------ RECORD EXCERPTS ------

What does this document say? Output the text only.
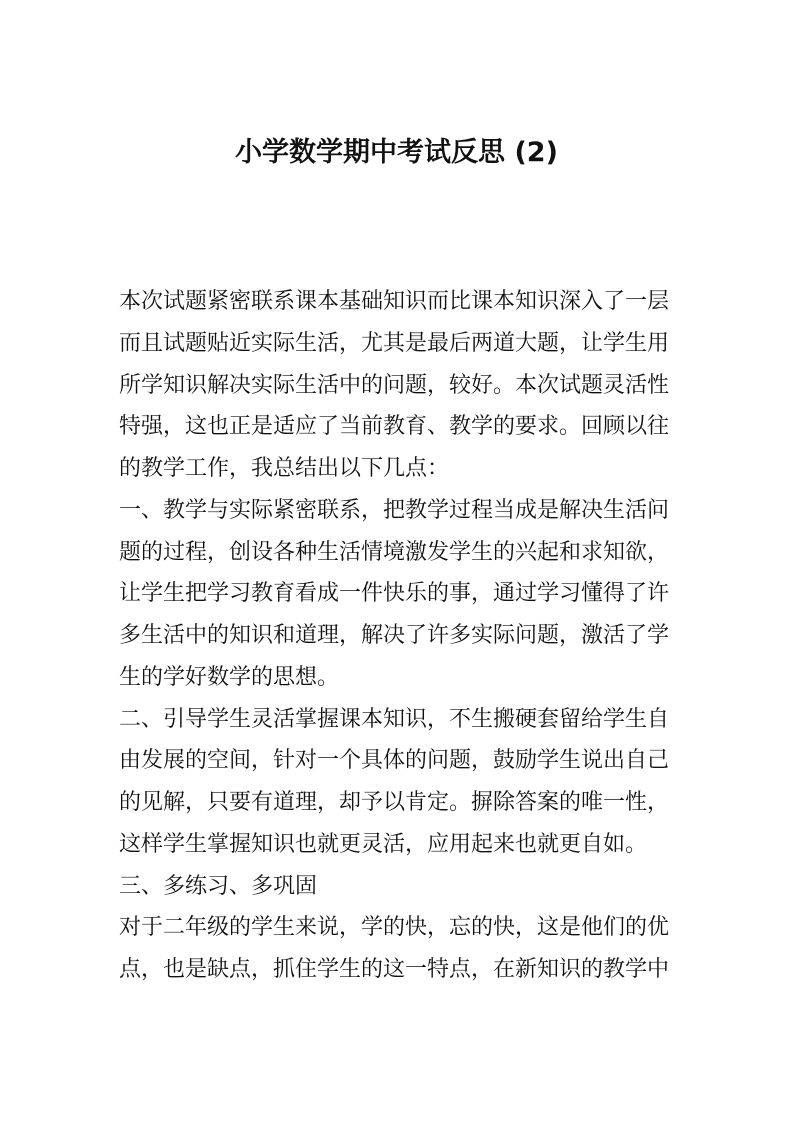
小学数学期中考试反思 (2)
本次试题紧密联系课本基础知识而比课本知识深入了一层
而且试题贴近实际生活，尤其是最后两道大题，让学生用
所学知识解决实际生活中的问题，较好。本次试题灵活性
特强，这也正是适应了当前教育、教学的要求。回顾以往
的教学工作，我总结出以下几点：
一、教学与实际紧密联系，把教学过程当成是解决生活问
题的过程，创设各种生活情境激发学生的兴起和求知欲，
让学生把学习教育看成一件快乐的事，通过学习懂得了许
多生活中的知识和道理，解决了许多实际问题，激活了学
生的学好数学的思想。
二、引导学生灵活掌握课本知识，不生搬硬套留给学生自
由发展的空间，针对一个具体的问题，鼓励学生说出自己
的见解，只要有道理，却予以肯定。摒除答案的唯一性，
这样学生掌握知识也就更灵活，应用起来也就更自如。
三、多练习、多巩固
对于二年级的学生来说，学的快，忘的快，这是他们的优
点，也是缺点，抓住学生的这一特点，在新知识的教学中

------

**WHAT TO DO**
Leave out the pictures, and give all the records again exactly.

**ANSWER**
What does this document say? Output the text only.
小学数学期中考试反思 (2)
本次试题紧密联系课本基础知识而比课本知识深入了一层
而且试题贴近实际生活，尤其是最后两道大题，让学生用
所学知识解决实际生活中的问题，较好。本次试题灵活性
特强，这也正是适应了当前教育、教学的要求。回顾以往
的教学工作，我总结出以下几点：
一、教学与实际紧密联系，把教学过程当成是解决生活问
题的过程，创设各种生活情境激发学生的兴起和求知欲，
让学生把学习教育看成一件快乐的事，通过学习懂得了许
多生活中的知识和道理，解决了许多实际问题，激活了学
生的学好数学的思想。
二、引导学生灵活掌握课本知识，不生搬硬套留给学生自
由发展的空间，针对一个具体的问题，鼓励学生说出自己
的见解，只要有道理，却予以肯定。摒除答案的唯一性，
这样学生掌握知识也就更灵活，应用起来也就更自如。
三、多练习、多巩固
对于二年级的学生来说，学的快，忘的快，这是他们的优
点，也是缺点，抓住学生的这一特点，在新知识的教学中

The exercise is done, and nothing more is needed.